Make an exact copy of the records, dropping all pictures.

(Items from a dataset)
—————
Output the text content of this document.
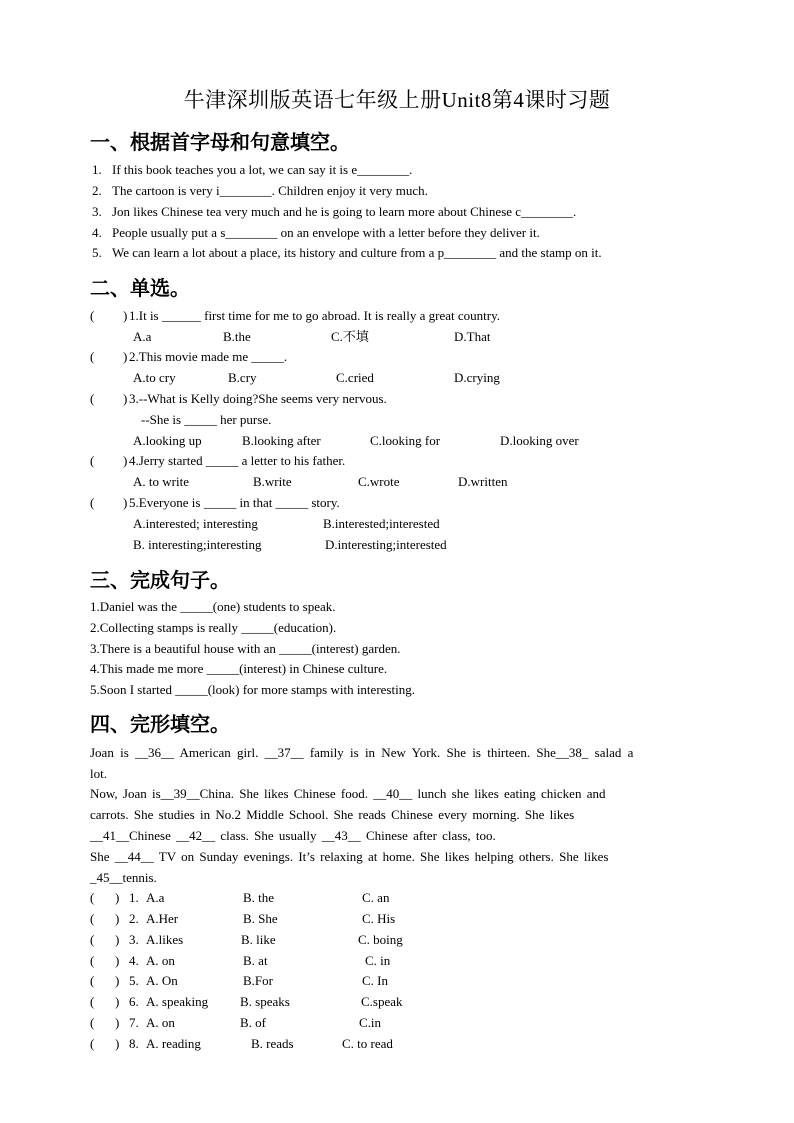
牛津深圳版英语七年级上册Unit8第4课时习题
一、根据首字母和句意填空。
1. If this book teaches you a lot, we can say it is e________.
2. The cartoon is very i________. Children enjoy it very much.
3. Jon likes Chinese tea very much and he is going to learn more about Chinese c________.
4. People usually put a s________ on an envelope with a letter before they deliver it.
5. We can learn a lot about a place, its history and culture from a p________ and the stamp on it.
二、单选。
( ) 1.It is ______ first time for me to go abroad. It is really a great country.
A.a	B.the	C.不填	D.That
( ) 2.This movie made me _____.
A.to cry	B.cry	C.cried	D.crying
( ) 3.--What is Kelly doing?She seems very nervous.
--She is _____ her purse.
A.looking up	B.looking after	C.looking for	D.looking over
( ) 4.Jerry started _____ a letter to his father.
A. to write	B.write	C.wrote	D.written
( ) 5.Everyone is _____ in that _____ story.
A.interested; interesting	B.interested;interested
B. interesting;interesting	D.interesting;interested
三、完成句子。
1.Daniel was the _____(one) students to speak.
2.Collecting stamps is really _____(education).
3.There is a beautiful house with an _____(interest) garden.
4.This made me more _____(interest) in Chinese culture.
5.Soon I started _____(look) for more stamps with interesting.
四、完形填空。
Joan is __36__ American girl. __37__ family is in New York. She is thirteen. She__38_ salad a
lot.
Now, Joan is__39__China. She likes Chinese food. __40__ lunch she likes eating chicken and
carrots. She studies in No.2 Middle School. She reads Chinese every morning. She likes
__41__Chinese __42__ class. She usually __43__ Chinese after class, too.
She __44__ TV on Sunday evenings. It’s relaxing at home. She likes helping others. She likes
_45__tennis.
( ) 1. A.a	B. the	C. an
( ) 2. A.Her	B. She	C. His
( ) 3. A.likes	B. like	C. boing
( ) 4. A. on	B. at	C. in
( ) 5. A. On	B.For	C. In
( ) 6. A. speaking B. speaks	C.speak
( ) 7. A. on	B. of	C.in
( ) 8. A. reading	B. reads	C. to read
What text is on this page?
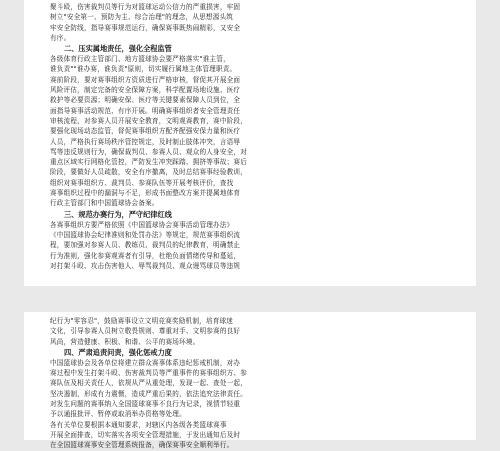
聚斗殴，伤害裁判员等行为对篮球运动公信力的严重损害，牢固
树立"安全第一、预防为主、综合治理"的理念，从思想源头筑
牢安全防线，指导赛事规范运行，确保赛事既热闹精彩，又安全
有序。

二、压实属地责任，强化全程监管

各级体育行政主管部门、地方篮球协会要严格落实"谁主管，
谁负责""谁办赛，谁负责"原则，切实履行属地主体管理职责。
赛前阶段，要对赛事组织方资质进行严格审核，督促其开展全面
风险评估，制定完备的安全保障方案，科学配置场地设施、医疗
救护等必要资源；明确安保、医疗等关键要素保障人员到位，全
面指导赛事活动规范、有序开展。明确赛事组织者安全管理责任
审核流程，对参赛人员开展安全教育，文明观赛教育，赛中阶段，
要强化现场动态监管，督促赛事组织方配齐配强安保力量和医疗
人员，严格执行赛场秩序管控规定，及时制止肢体冲突，言语辱
骂等违反规则行为，确保裁判员、参赛人员、观众的人身安全，对
重点区域实行网格化管控，严防发生冲突踩踏、拥挤等事故；赛后
阶段，要做好人员疏散，安全有序撤离，及时总结赛事经验教训，
组织对赛事组织方、裁判员、参赛队伍等开展考核评价，查找
赛事组织过程中的漏洞与不足，形成书面整改方案并提属地体育
行政主管部门和中国篮球协会备案。

三、规范办赛行为，严守纪律红线

各赛事组织方要严格依照《中国篮球协会赛事活动管理办法》
《中国篮球协会纪律准则和处罚办法》等规定，规范赛事组织流
程，要加强对参赛人员、教练员、裁判员的纪律教育，明确禁止
行为准则，强化参赛观赛者有引导，杜绝负面情绪传导和蔓延，
对打架斗殴、攻击伤害他人、辱骂裁判员、观众谩骂球员等违规
纪行为"零容忍"，鼓励赛事设立文明竞赛奖励机制，培育球迷
文化，引导参赛人员树立敬畏规则、尊重对手、文明参赛的良好
风尚，营造健康、积极、和谐、公平的赛场环境。

四、严肃追责问责，强化惩戒力度

中国篮球协会及各单位将建立群众赛事体系违纪惩戒机制，对办
赛过程中发生打架斗殴、伤害裁判员等严重事件的赛事组织方、参
赛队伍及相关责任人，依规从严从重处理，发现一起、查处一起，
坚决遏制，形成有力震慑，造成严重后果的，依法追究法律责任。
对发生问题的赛事纳入全国篮球赛事不良行为记录，视情节轻重
予以通报批评、暂停或取消举办资格等处理。
各有关单位要根据本通知要求，对辖区内各级各类篮球赛事
开展全面排查，切实落实各项安全管理措施，于发出通知后及时
在全国篮球赛事安全管理系统报备，确保赛事安全顺利举行。
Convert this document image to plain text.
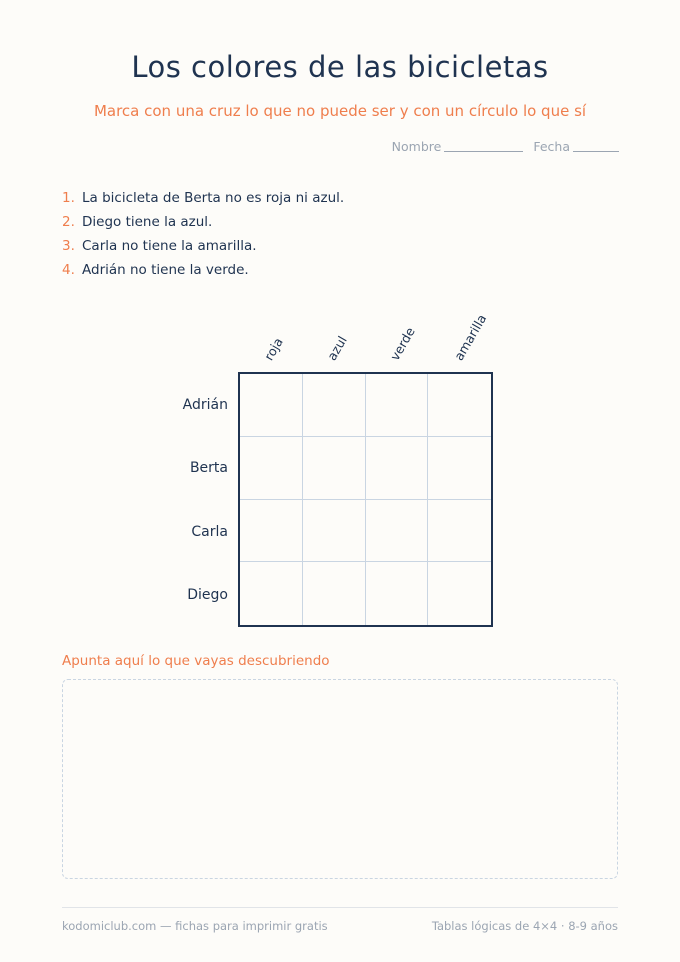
Los colores de las bicicletas
Marca con una cruz lo que no puede ser y con un círculo lo que sí
Nombre	Fecha
1. La bicicleta de Berta no es roja ni azul.
2. Diego tiene la azul.
3. Carla no tiene la amarilla.
4. Adrián no tiene la verde.
roja	azul	verde	amarilla
Adrián
Berta
Carla
Diego
Apunta aquí lo que vayas descubriendo
kodomiclub.com — fichas para imprimir gratis	Tablas lógicas de 4×4 · 8-9 años
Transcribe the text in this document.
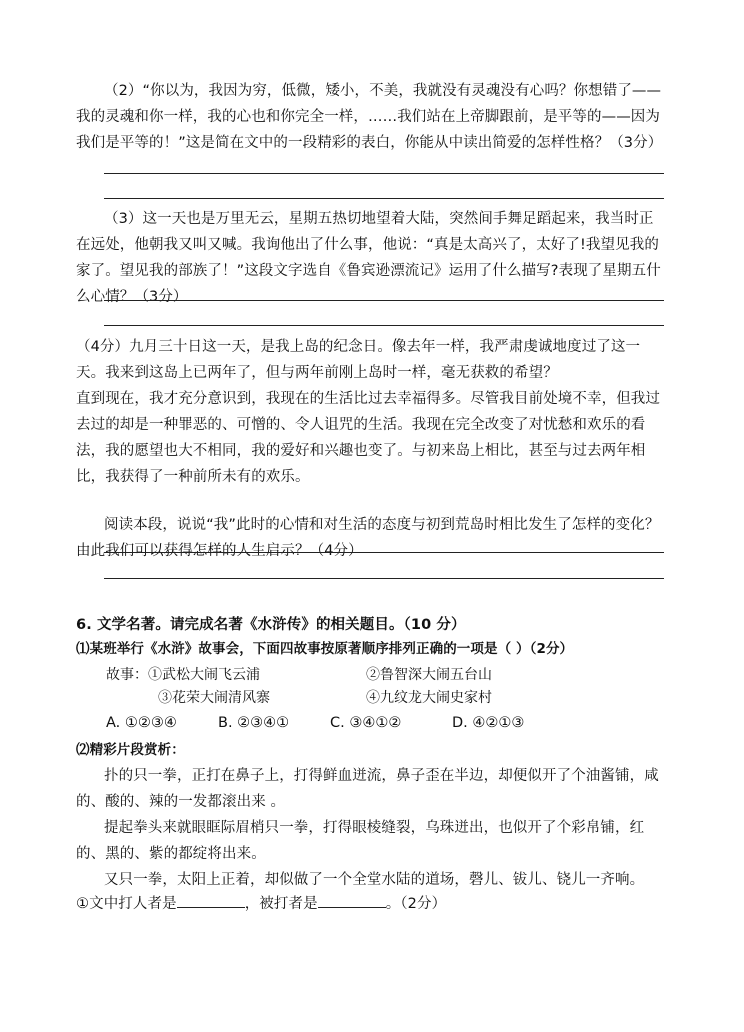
（2）“你以为，我因为穷，低微，矮小，不美，我就没有灵魂没有心吗？你想错了——我的灵魂和你一样，我的心也和你完全一样，……我们站在上帝脚跟前，是平等的——因为我们是平等的！”这是简在文中的一段精彩的表白，你能从中读出简爱的怎样性格？（3分）

（3）这一天也是万里无云，星期五热切地望着大陆，突然间手舞足蹈起来，我当时正在远处，他朝我又叫又喊。我询他出了什么事，他说：“真是太高兴了，太好了!我望见我的家了。望见我的部族了！”这段文字选自《鲁宾逊漂流记》运用了什么描写?表现了星期五什么心情？（3分）

（4分）九月三十日这一天，是我上岛的纪念日。像去年一样，我严肃虔诚地度过了这一天。我来到这岛上已两年了，但与两年前刚上岛时一样，毫无获救的希望？

直到现在，我才充分意识到，我现在的生活比过去幸福得多。尽管我目前处境不幸，但我过去过的却是一种罪恶的、可憎的、令人诅咒的生活。我现在完全改变了对忧愁和欢乐的看法，我的愿望也大不相同，我的爱好和兴趣也变了。与初来岛上相比，甚至与过去两年相比，我获得了一种前所未有的欢乐。

阅读本段，说说“我”此时的心情和对生活的态度与初到荒岛时相比发生了怎样的变化？由此我们可以获得怎样的人生启示？（4分）

6. 文学名著。请完成名著《水浒传》的相关题目。（10 分）

⑴某班举行《水浒》故事会，下面四故事按原著顺序排列正确的一项是（ ）（2分）

故事：①武松大闹飞云浦	②鲁智深大闹五台山
③花荣大闹清风寨	④九纹龙大闹史家村
A. ①②③④	B. ②③④①	C. ③④①②	D. ④②①③

⑵精彩片段赏析：

扑的只一拳，正打在鼻子上，打得鲜血迸流，鼻子歪在半边，却便似开了个油酱铺，咸的、酸的、辣的一发都滚出来 。

提起拳头来就眼眶际眉梢只一拳，打得眼棱缝裂，乌珠迸出，也似开了个彩帛铺，红的、黑的、紫的都绽将出来。

又只一拳，太阳上正着，却似做了一个全堂水陆的道场，磬儿、钹儿、铙儿一齐响。

①文中打人者是	，被打者是	。（2分）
—————
__Written solution__
Output the text content of this document.
牛津深圳版英语七年级上册Unit8第4课时习题
一、根据首字母和句意填空。
1. If this book teaches you a lot, we can say it is e________.
2. The cartoon is very i________. Children enjoy it very much.
3. Jon likes Chinese tea very much and he is going to learn more about Chinese c________.
4. People usually put a s________ on an envelope with a letter before they deliver it.
5. We can learn a lot about a place, its history and culture from a p________ and the stamp on it.
二、单选。
( ) 1.It is ______ first time for me to go abroad. It is really a great country.
A.a	B.the	C.不填	D.That
( ) 2.This movie made me _____.
A.to cry	B.cry	C.cried	D.crying
( ) 3.--What is Kelly doing?She seems very nervous.
--She is _____ her purse.
A.looking up	B.looking after	C.looking for	D.looking over
( ) 4.Jerry started _____ a letter to his father.
A. to write	B.write	C.wrote	D.written
( ) 5.Everyone is _____ in that _____ story.
A.interested; interesting	B.interested;interested
B. interesting;interesting	D.interesting;interested
三、完成句子。
1.Daniel was the _____(one) students to speak.
2.Collecting stamps is really _____(education).
3.There is a beautiful house with an _____(interest) garden.
4.This made me more _____(interest) in Chinese culture.
5.Soon I started _____(look) for more stamps with interesting.
四、完形填空。
Joan is __36__ American girl. __37__ family is in New York. She is thirteen. She__38_ salad a
lot.
Now, Joan is__39__China. She likes Chinese food. __40__ lunch she likes eating chicken and
carrots. She studies in No.2 Middle School. She reads Chinese every morning. She likes
__41__Chinese __42__ class. She usually __43__ Chinese after class, too.
She __44__ TV on Sunday evenings. It’s relaxing at home. She likes helping others. She likes
_45__tennis.
( ) 1. A.a	B. the	C. an
( ) 2. A.Her	B. She	C. His
( ) 3. A.likes	B. like	C. boing
( ) 4. A. on	B. at	C. in
( ) 5. A. On	B.For	C. In
( ) 6. A. speaking B. speaks	C.speak
( ) 7. A. on	B. of	C.in
( ) 8. A. reading	B. reads	C. to read
What text is on this page?
聚斗殴，伤害裁判员等行为对篮球运动公信力的严重损害，牢固
树立"安全第一、预防为主、综合治理"的理念，从思想源头筑
牢安全防线，指导赛事规范运行，确保赛事既热闹精彩，又安全
有序。

二、压实属地责任，强化全程监管

各级体育行政主管部门、地方篮球协会要严格落实"谁主管，
谁负责""谁办赛，谁负责"原则，切实履行属地主体管理职责。
赛前阶段，要对赛事组织方资质进行严格审核，督促其开展全面
风险评估，制定完备的安全保障方案，科学配置场地设施、医疗
救护等必要资源；明确安保、医疗等关键要素保障人员到位，全
面指导赛事活动规范、有序开展。明确赛事组织者安全管理责任
审核流程，对参赛人员开展安全教育，文明观赛教育，赛中阶段，
要强化现场动态监管，督促赛事组织方配齐配强安保力量和医疗
人员，严格执行赛场秩序管控规定，及时制止肢体冲突，言语辱
骂等违反规则行为，确保裁判员、参赛人员、观众的人身安全，对
重点区域实行网格化管控，严防发生冲突踩踏、拥挤等事故；赛后
阶段，要做好人员疏散，安全有序撤离，及时总结赛事经验教训，
组织对赛事组织方、裁判员、参赛队伍等开展考核评价，查找
赛事组织过程中的漏洞与不足，形成书面整改方案并提属地体育
行政主管部门和中国篮球协会备案。

三、规范办赛行为，严守纪律红线

各赛事组织方要严格依照《中国篮球协会赛事活动管理办法》
《中国篮球协会纪律准则和处罚办法》等规定，规范赛事组织流
程，要加强对参赛人员、教练员、裁判员的纪律教育，明确禁止
行为准则，强化参赛观赛者有引导，杜绝负面情绪传导和蔓延，
对打架斗殴、攻击伤害他人、辱骂裁判员、观众谩骂球员等违规
纪行为"零容忍"，鼓励赛事设立文明竞赛奖励机制，培育球迷
文化，引导参赛人员树立敬畏规则、尊重对手、文明参赛的良好
风尚，营造健康、积极、和谐、公平的赛场环境。

四、严肃追责问责，强化惩戒力度

中国篮球协会及各单位将建立群众赛事体系违纪惩戒机制，对办
赛过程中发生打架斗殴、伤害裁判员等严重事件的赛事组织方、参
赛队伍及相关责任人，依规从严从重处理，发现一起、查处一起，
坚决遏制，形成有力震慑，造成严重后果的，依法追究法律责任。
对发生问题的赛事纳入全国篮球赛事不良行为记录，视情节轻重
予以通报批评、暂停或取消举办资格等处理。
各有关单位要根据本通知要求，对辖区内各级各类篮球赛事
开展全面排查，切实落实各项安全管理措施，于发出通知后及时
在全国篮球赛事安全管理系统报备，确保赛事安全顺利举行。
Convert this document image to plain text.
Los colores de las bicicletas
Marca con una cruz lo que no puede ser y con un círculo lo que sí
Nombre	Fecha
1. La bicicleta de Berta no es roja ni azul.
2. Diego tiene la azul.
3. Carla no tiene la amarilla.
4. Adrián no tiene la verde.
roja	azul	verde	amarilla
Adrián
Berta
Carla
Diego
Apunta aquí lo que vayas descubriendo
kodomiclub.com — fichas para imprimir gratis	Tablas lógicas de 4×4 · 8-9 años
Transcribe the text in this document.
（2）“你以为，我因为穷，低微，矮小，不美，我就没有灵魂没有心吗？你想错了——我的灵魂和你一样，我的心也和你完全一样，……我们站在上帝脚跟前，是平等的——因为我们是平等的！”这是简在文中的一段精彩的表白，你能从中读出简爱的怎样性格？（3分）

（3）这一天也是万里无云，星期五热切地望着大陆，突然间手舞足蹈起来，我当时正在远处，他朝我又叫又喊。我询他出了什么事，他说：“真是太高兴了，太好了!我望见我的家了。望见我的部族了！”这段文字选自《鲁宾逊漂流记》运用了什么描写?表现了星期五什么心情？（3分）

（4分）九月三十日这一天，是我上岛的纪念日。像去年一样，我严肃虔诚地度过了这一天。我来到这岛上已两年了，但与两年前刚上岛时一样，毫无获救的希望？

直到现在，我才充分意识到，我现在的生活比过去幸福得多。尽管我目前处境不幸，但我过去过的却是一种罪恶的、可憎的、令人诅咒的生活。我现在完全改变了对忧愁和欢乐的看法，我的愿望也大不相同，我的爱好和兴趣也变了。与初来岛上相比，甚至与过去两年相比，我获得了一种前所未有的欢乐。

阅读本段，说说“我”此时的心情和对生活的态度与初到荒岛时相比发生了怎样的变化？由此我们可以获得怎样的人生启示？（4分）

6. 文学名著。请完成名著《水浒传》的相关题目。（10 分）

⑴某班举行《水浒》故事会，下面四故事按原著顺序排列正确的一项是（ ）（2分）

故事：①武松大闹飞云浦	②鲁智深大闹五台山
③花荣大闹清风寨	④九纹龙大闹史家村
A. ①②③④	B. ②③④①	C. ③④①②	D. ④②①③

⑵精彩片段赏析：

扑的只一拳，正打在鼻子上，打得鲜血迸流，鼻子歪在半边，却便似开了个油酱铺，咸的、酸的、辣的一发都滚出来 。

提起拳头来就眼眶际眉梢只一拳，打得眼棱缝裂，乌珠迸出，也似开了个彩帛铺，红的、黑的、紫的都绽将出来。

又只一拳，太阳上正着，却似做了一个全堂水陆的道场，磬儿、钹儿、铙儿一齐响。

①文中打人者是	，被打者是	。（2分）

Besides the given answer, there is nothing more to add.